━━ Entries shown

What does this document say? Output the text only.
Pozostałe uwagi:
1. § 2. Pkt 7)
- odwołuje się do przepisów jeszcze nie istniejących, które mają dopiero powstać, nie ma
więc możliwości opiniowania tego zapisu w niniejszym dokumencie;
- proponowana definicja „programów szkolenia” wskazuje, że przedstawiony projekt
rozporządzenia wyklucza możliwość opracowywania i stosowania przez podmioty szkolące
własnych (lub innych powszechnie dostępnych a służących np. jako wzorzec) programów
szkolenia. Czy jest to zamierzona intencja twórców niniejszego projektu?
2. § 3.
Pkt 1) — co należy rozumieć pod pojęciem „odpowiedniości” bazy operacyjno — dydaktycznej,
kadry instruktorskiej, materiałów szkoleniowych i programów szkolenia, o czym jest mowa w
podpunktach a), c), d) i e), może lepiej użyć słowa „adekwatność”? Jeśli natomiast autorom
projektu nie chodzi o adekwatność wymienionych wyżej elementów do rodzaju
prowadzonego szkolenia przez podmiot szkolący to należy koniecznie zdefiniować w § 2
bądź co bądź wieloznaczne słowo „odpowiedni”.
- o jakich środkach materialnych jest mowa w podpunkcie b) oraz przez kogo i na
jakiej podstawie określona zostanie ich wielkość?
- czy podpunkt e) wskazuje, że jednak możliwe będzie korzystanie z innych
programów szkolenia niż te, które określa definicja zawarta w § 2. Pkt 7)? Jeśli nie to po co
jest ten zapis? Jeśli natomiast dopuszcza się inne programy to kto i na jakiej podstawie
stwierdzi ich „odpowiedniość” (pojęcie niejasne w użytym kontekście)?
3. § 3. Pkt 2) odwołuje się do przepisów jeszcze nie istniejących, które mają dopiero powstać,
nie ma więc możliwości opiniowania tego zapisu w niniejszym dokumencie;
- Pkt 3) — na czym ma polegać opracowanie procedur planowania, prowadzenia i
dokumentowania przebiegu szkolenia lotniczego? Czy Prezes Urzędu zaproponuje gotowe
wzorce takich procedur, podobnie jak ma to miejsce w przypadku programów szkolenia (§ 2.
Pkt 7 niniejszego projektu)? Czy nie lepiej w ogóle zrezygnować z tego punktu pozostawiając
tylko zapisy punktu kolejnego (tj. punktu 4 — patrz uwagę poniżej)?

━━━━

Description of the task: Return all of the above records exactly, leaving no line out.

Result for this exercise:
What does this document say? Output the text only.
Pozostałe uwagi:
1. § 2. Pkt 7)
- odwołuje się do przepisów jeszcze nie istniejących, które mają dopiero powstać, nie ma
więc możliwości opiniowania tego zapisu w niniejszym dokumencie;
- proponowana definicja „programów szkolenia” wskazuje, że przedstawiony projekt
rozporządzenia wyklucza możliwość opracowywania i stosowania przez podmioty szkolące
własnych (lub innych powszechnie dostępnych a służących np. jako wzorzec) programów
szkolenia. Czy jest to zamierzona intencja twórców niniejszego projektu?
2. § 3.
Pkt 1) — co należy rozumieć pod pojęciem „odpowiedniości” bazy operacyjno — dydaktycznej,
kadry instruktorskiej, materiałów szkoleniowych i programów szkolenia, o czym jest mowa w
podpunktach a), c), d) i e), może lepiej użyć słowa „adekwatność”? Jeśli natomiast autorom
projektu nie chodzi o adekwatność wymienionych wyżej elementów do rodzaju
prowadzonego szkolenia przez podmiot szkolący to należy koniecznie zdefiniować w § 2
bądź co bądź wieloznaczne słowo „odpowiedni”.
- o jakich środkach materialnych jest mowa w podpunkcie b) oraz przez kogo i na
jakiej podstawie określona zostanie ich wielkość?
- czy podpunkt e) wskazuje, że jednak możliwe będzie korzystanie z innych
programów szkolenia niż te, które określa definicja zawarta w § 2. Pkt 7)? Jeśli nie to po co
jest ten zapis? Jeśli natomiast dopuszcza się inne programy to kto i na jakiej podstawie
stwierdzi ich „odpowiedniość” (pojęcie niejasne w użytym kontekście)?
3. § 3. Pkt 2) odwołuje się do przepisów jeszcze nie istniejących, które mają dopiero powstać,
nie ma więc możliwości opiniowania tego zapisu w niniejszym dokumencie;
- Pkt 3) — na czym ma polegać opracowanie procedur planowania, prowadzenia i
dokumentowania przebiegu szkolenia lotniczego? Czy Prezes Urzędu zaproponuje gotowe
wzorce takich procedur, podobnie jak ma to miejsce w przypadku programów szkolenia (§ 2.
Pkt 7 niniejszego projektu)? Czy nie lepiej w ogóle zrezygnować z tego punktu pozostawiając
tylko zapisy punktu kolejnego (tj. punktu 4 — patrz uwagę poniżej)?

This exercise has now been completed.